* **GIVEN TASK**: Give a verbatim quotation of every record.

==*==

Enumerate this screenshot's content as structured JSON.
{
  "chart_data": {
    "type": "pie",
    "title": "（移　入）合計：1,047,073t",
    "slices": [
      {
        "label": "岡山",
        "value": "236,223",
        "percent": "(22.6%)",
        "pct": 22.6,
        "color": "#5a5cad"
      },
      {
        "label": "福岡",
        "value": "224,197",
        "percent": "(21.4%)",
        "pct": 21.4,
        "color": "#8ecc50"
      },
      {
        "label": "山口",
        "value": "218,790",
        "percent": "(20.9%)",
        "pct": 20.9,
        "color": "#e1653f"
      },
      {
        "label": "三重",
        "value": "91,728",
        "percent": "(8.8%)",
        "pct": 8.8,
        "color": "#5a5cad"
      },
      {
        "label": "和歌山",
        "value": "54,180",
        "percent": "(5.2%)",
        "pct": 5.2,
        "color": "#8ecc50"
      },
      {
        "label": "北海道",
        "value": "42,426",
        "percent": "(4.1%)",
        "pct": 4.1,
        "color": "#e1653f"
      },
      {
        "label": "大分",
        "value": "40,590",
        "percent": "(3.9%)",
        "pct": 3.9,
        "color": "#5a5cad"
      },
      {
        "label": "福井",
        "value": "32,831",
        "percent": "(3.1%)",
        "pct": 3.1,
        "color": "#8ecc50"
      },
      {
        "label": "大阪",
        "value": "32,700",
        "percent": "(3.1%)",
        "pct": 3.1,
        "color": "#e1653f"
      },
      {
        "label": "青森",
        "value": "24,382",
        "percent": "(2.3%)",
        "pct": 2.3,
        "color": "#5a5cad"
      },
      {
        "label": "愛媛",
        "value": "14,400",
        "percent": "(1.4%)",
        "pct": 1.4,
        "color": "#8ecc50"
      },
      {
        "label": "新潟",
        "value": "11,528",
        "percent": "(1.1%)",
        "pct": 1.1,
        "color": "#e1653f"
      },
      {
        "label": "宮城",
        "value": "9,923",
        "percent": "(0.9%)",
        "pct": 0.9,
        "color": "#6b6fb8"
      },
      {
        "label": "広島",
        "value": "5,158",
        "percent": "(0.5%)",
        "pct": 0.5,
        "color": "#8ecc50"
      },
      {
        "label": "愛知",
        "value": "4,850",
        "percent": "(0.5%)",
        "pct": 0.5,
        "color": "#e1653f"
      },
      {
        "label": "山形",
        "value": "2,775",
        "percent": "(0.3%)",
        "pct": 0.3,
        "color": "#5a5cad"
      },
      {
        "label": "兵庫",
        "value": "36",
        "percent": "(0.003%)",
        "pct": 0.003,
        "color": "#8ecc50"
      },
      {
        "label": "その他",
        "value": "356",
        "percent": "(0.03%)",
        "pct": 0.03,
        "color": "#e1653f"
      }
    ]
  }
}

==*==

* **OUTPUT**:
Enumerate this screenshot's content as structured JSON.
{
  "chart_data": {
    "type": "pie",
    "title": "（移　入）合計：1,047,073t",
    "slices": [
      {
        "label": "岡山",
        "value": "236,223",
        "percent": "(22.6%)",
        "pct": 22.6,
        "color": "#5a5cad"
      },
      {
        "label": "福岡",
        "value": "224,197",
        "percent": "(21.4%)",
        "pct": 21.4,
        "color": "#8ecc50"
      },
      {
        "label": "山口",
        "value": "218,790",
        "percent": "(20.9%)",
        "pct": 20.9,
        "color": "#e1653f"
      },
      {
        "label": "三重",
        "value": "91,728",
        "percent": "(8.8%)",
        "pct": 8.8,
        "color": "#5a5cad"
      },
      {
        "label": "和歌山",
        "value": "54,180",
        "percent": "(5.2%)",
        "pct": 5.2,
        "color": "#8ecc50"
      },
      {
        "label": "北海道",
        "value": "42,426",
        "percent": "(4.1%)",
        "pct": 4.1,
        "color": "#e1653f"
      },
      {
        "label": "大分",
        "value": "40,590",
        "percent": "(3.9%)",
        "pct": 3.9,
        "color": "#5a5cad"
      },
      {
        "label": "福井",
        "value": "32,831",
        "percent": "(3.1%)",
        "pct": 3.1,
        "color": "#8ecc50"
      },
      {
        "label": "大阪",
        "value": "32,700",
        "percent": "(3.1%)",
        "pct": 3.1,
        "color": "#e1653f"
      },
      {
        "label": "青森",
        "value": "24,382",
        "percent": "(2.3%)",
        "pct": 2.3,
        "color": "#5a5cad"
      },
      {
        "label": "愛媛",
        "value": "14,400",
        "percent": "(1.4%)",
        "pct": 1.4,
        "color": "#8ecc50"
      },
      {
        "label": "新潟",
        "value": "11,528",
        "percent": "(1.1%)",
        "pct": 1.1,
        "color": "#e1653f"
      },
      {
        "label": "宮城",
        "value": "9,923",
        "percent": "(0.9%)",
        "pct": 0.9,
        "color": "#6b6fb8"
      },
      {
        "label": "広島",
        "value": "5,158",
        "percent": "(0.5%)",
        "pct": 0.5,
        "color": "#8ecc50"
      },
      {
        "label": "愛知",
        "value": "4,850",
        "percent": "(0.5%)",
        "pct": 0.5,
        "color": "#e1653f"
      },
      {
        "label": "山形",
        "value": "2,775",
        "percent": "(0.3%)",
        "pct": 0.3,
        "color": "#5a5cad"
      },
      {
        "label": "兵庫",
        "value": "36",
        "percent": "(0.003%)",
        "pct": 0.003,
        "color": "#8ecc50"
      },
      {
        "label": "その他",
        "value": "356",
        "percent": "(0.03%)",
        "pct": 0.03,
        "color": "#e1653f"
      }
    ]
  }
}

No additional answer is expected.